** What to do **
Below are some records. Say in a single number how many of their lines include the word "vNwr".

** Given records **
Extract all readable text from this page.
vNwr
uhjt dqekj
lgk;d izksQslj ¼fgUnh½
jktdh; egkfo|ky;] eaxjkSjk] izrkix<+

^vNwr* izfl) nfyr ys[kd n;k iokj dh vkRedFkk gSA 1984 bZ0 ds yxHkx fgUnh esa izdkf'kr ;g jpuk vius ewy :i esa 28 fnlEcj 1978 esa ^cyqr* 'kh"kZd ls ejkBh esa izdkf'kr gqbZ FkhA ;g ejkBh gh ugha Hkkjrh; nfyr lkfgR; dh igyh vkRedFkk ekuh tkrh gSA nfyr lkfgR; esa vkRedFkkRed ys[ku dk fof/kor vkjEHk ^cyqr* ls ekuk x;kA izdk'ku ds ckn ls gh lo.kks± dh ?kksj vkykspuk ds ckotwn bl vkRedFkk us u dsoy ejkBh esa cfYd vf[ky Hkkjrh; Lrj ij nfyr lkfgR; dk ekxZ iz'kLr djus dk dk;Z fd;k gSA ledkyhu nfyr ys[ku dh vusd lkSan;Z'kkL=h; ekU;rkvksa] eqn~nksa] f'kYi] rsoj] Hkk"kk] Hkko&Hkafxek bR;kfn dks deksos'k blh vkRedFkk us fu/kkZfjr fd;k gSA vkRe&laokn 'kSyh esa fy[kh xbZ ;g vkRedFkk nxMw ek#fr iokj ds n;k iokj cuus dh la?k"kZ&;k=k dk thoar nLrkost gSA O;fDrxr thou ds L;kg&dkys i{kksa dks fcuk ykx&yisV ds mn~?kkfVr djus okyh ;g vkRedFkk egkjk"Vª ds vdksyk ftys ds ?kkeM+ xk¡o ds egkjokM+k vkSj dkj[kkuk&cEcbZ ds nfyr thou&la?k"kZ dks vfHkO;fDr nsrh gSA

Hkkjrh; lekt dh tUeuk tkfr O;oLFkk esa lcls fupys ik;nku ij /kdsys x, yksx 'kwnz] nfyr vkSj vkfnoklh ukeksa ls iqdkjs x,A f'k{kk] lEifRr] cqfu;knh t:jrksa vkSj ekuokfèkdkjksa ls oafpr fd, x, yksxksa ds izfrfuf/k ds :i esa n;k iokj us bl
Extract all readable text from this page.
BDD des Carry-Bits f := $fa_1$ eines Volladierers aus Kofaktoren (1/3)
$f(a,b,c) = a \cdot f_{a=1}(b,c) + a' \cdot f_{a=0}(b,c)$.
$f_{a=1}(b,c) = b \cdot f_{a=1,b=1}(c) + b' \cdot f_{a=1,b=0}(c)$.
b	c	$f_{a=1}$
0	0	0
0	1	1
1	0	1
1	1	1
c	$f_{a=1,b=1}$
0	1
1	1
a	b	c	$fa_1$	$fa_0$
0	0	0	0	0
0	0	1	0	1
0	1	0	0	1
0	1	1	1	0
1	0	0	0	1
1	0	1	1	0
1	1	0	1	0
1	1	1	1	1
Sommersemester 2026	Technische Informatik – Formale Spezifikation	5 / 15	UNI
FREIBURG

** Task response **
2